Saved entries:
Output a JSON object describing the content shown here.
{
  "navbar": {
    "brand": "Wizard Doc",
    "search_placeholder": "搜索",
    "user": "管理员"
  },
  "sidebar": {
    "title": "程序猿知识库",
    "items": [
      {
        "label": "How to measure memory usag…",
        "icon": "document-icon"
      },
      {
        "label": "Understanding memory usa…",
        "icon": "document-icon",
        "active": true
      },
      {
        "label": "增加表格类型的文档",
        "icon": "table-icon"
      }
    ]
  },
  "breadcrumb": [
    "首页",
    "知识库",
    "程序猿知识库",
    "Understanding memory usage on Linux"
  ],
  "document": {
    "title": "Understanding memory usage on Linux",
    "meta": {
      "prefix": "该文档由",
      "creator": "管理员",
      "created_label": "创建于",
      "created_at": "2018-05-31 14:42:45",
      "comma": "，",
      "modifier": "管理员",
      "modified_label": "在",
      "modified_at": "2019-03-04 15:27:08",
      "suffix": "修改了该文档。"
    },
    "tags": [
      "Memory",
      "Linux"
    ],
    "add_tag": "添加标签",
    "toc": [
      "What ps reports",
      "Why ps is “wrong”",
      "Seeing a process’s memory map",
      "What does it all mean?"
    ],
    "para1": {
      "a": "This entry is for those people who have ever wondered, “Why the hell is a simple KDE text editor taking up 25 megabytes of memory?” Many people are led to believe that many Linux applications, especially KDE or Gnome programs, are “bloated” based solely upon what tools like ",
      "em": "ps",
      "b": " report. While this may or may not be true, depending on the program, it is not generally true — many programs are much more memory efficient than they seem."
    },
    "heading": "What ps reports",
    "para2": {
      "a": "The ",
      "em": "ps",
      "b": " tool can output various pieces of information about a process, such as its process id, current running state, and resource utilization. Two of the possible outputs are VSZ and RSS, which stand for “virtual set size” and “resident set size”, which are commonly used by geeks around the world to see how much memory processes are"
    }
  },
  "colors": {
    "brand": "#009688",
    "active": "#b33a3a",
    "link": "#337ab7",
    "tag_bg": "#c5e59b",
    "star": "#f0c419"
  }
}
--
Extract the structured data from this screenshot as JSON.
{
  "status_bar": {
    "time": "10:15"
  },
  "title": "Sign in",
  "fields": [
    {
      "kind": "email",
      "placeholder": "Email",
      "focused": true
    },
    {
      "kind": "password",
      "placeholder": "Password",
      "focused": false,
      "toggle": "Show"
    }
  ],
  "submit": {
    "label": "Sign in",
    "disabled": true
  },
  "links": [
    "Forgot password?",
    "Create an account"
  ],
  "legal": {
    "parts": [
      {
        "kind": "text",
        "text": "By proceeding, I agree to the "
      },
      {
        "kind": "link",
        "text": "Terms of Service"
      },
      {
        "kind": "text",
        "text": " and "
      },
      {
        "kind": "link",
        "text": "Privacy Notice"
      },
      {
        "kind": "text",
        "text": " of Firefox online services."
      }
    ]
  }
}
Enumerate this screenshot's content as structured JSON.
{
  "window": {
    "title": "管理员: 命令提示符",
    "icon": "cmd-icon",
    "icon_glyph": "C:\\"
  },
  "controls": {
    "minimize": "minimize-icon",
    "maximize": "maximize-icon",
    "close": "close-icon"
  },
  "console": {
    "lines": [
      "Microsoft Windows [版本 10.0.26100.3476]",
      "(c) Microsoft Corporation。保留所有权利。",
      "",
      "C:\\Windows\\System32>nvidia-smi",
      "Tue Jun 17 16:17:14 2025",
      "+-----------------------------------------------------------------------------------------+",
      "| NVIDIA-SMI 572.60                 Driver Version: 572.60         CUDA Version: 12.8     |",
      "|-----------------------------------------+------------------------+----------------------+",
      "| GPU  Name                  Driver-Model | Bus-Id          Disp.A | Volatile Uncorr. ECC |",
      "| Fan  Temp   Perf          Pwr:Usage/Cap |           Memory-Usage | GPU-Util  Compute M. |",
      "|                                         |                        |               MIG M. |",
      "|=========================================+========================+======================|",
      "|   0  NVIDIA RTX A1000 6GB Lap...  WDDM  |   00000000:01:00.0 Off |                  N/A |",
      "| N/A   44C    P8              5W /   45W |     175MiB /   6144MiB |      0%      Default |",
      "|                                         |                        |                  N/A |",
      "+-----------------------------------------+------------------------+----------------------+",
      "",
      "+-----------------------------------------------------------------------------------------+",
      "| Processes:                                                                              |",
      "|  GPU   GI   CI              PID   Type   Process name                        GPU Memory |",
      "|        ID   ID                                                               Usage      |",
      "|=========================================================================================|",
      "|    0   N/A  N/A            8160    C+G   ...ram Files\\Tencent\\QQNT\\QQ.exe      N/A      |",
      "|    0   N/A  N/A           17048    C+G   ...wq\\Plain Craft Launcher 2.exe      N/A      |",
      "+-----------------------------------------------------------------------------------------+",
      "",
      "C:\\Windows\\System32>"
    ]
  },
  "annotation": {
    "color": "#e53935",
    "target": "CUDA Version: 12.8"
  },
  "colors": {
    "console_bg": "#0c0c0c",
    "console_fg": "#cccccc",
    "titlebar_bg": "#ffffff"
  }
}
---
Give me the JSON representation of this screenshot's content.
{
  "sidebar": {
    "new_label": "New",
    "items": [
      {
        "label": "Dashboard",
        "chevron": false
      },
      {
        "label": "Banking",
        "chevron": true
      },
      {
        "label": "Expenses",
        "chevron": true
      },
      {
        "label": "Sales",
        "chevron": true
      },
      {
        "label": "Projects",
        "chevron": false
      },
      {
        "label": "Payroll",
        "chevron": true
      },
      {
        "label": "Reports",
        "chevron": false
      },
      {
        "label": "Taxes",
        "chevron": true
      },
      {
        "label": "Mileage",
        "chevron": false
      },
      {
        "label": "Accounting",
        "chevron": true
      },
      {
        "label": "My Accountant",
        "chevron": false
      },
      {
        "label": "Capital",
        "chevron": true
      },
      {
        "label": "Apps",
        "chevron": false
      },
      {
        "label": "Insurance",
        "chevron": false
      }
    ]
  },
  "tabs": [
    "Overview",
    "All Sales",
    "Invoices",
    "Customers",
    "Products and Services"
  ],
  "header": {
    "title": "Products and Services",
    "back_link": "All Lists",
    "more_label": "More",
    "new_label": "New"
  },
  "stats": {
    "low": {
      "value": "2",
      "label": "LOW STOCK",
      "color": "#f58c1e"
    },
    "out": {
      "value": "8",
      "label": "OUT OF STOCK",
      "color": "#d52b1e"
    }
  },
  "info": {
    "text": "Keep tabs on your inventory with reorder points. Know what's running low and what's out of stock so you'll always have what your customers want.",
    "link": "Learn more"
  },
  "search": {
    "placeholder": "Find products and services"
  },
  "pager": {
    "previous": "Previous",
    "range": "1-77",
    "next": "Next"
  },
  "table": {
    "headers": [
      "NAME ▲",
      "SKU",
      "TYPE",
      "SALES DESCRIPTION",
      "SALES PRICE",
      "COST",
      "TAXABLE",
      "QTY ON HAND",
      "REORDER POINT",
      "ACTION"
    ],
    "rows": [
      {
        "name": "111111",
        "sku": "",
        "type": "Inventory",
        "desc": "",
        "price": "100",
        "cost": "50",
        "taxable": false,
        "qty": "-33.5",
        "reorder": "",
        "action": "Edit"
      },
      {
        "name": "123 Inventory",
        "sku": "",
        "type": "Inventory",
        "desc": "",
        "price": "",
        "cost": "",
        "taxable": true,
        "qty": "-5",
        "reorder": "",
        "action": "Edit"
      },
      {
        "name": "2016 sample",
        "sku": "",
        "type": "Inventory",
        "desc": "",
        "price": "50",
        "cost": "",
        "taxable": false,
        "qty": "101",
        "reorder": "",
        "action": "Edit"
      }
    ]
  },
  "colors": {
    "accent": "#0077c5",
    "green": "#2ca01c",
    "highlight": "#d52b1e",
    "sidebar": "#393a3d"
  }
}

Directions ▸ Where a line of the material above holds the string "Microsoft", copy that line.

Output for this exercise ▸
      "Microsoft Windows [版本 10.0.26100.3476]",
      "(c) Microsoft Corporation。保留所有权利。",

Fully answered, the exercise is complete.